--- PROVIDED PASSAGE ---

=== Begin Enclosure ===

The thing that genuinely startled me is in the paper’s fine print. It concedes, as a limitation, that “models do not know why they behave as they do” — they follow their own rules the way a fluent speaker follows grammar they could never state. The paper presents this as an awkward fact about current LLMs. But Metzinger, sixteen years earlier, explains exactly why it has to be true of any system like this. His whole account of self-models is that they’re transparent: introspection reaches the model, never the machinery that builds it. A system that models itself is therefore structurally unable to report its own real causes; it will confabulate fluent, sincere, wrong explanations, because the only instrument it has for looking inward can’t see the process doing the looking. That’s not a quirk of GPT-style models. It’s a prediction a philosophy book made about minds in general, and the interpretability researchers walked straight into it from the engineering side without naming it.

=== End Enclosure ===

--- RECORD SET ---

=== Begin Enclosure ===

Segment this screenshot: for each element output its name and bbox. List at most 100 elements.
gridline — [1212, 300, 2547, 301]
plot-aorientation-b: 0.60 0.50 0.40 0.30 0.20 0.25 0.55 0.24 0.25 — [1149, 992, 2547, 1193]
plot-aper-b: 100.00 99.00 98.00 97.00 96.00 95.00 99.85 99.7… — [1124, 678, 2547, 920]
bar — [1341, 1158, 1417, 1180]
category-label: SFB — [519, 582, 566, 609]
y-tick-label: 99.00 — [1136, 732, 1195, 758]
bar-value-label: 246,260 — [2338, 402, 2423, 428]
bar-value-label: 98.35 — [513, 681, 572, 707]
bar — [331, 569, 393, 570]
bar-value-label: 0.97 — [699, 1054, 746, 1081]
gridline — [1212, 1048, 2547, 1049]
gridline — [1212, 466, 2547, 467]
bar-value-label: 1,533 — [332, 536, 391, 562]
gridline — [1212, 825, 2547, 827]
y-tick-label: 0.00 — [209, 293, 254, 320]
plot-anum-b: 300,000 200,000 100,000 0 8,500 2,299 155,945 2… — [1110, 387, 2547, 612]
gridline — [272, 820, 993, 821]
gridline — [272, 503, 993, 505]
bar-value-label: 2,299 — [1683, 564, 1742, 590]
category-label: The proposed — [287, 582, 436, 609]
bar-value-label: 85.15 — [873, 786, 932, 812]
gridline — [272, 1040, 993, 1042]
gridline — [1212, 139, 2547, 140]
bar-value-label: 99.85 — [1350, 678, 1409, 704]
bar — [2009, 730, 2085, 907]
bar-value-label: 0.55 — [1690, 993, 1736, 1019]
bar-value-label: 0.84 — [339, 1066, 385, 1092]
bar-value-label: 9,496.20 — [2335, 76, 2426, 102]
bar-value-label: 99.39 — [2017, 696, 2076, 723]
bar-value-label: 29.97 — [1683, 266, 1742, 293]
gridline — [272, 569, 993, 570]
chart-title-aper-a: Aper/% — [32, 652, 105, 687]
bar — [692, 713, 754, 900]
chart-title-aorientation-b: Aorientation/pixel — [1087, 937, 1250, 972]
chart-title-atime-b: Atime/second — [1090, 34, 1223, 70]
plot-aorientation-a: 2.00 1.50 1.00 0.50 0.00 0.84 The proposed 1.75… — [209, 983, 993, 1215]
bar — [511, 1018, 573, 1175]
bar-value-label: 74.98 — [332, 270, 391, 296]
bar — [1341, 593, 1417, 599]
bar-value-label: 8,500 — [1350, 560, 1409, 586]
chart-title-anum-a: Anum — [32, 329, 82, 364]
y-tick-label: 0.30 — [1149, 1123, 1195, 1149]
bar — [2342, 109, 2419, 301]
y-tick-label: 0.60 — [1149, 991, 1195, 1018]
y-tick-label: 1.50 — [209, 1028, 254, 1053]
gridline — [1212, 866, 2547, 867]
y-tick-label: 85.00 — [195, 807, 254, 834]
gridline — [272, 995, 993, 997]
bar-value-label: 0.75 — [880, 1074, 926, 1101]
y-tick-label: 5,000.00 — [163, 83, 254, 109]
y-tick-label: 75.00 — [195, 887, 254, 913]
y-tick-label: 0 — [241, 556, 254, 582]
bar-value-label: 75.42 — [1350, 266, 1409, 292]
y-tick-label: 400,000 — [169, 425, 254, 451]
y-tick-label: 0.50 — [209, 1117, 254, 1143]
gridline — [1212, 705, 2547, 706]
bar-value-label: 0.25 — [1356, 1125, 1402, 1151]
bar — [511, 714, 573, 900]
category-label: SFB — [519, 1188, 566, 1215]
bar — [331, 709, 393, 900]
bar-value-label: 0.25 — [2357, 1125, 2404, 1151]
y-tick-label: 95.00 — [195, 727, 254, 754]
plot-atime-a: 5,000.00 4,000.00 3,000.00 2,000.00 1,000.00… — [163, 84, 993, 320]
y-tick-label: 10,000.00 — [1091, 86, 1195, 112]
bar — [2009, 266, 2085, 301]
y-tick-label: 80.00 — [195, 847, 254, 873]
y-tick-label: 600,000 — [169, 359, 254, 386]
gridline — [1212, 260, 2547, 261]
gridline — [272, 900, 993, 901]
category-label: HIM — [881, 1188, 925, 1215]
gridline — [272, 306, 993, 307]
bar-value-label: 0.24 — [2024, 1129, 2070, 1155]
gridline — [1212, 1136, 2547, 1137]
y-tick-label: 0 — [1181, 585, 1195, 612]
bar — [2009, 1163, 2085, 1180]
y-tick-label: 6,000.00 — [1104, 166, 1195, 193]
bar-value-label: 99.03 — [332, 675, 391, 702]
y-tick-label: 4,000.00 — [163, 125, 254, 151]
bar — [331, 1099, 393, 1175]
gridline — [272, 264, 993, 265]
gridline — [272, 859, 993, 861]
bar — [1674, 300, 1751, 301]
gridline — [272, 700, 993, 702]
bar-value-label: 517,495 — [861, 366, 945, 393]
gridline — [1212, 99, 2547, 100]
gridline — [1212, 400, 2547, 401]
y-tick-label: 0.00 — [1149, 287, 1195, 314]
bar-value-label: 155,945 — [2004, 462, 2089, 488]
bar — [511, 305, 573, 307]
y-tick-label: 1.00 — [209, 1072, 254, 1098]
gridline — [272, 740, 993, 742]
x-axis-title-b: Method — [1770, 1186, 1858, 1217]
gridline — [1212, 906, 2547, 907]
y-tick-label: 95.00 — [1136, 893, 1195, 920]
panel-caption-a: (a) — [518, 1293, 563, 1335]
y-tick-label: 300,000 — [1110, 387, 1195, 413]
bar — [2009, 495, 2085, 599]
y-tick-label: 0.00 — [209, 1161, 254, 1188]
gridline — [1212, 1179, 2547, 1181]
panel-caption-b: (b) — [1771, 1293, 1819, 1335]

=== End Enclosure ===

--- YOUR OBJECTIVE ---
According to the passage on self-models, what does introspection reach, and what does it never reach?

--- OUTPUT FOR THIS EXERCISE ---
It reaches the model, never the machinery that builds it.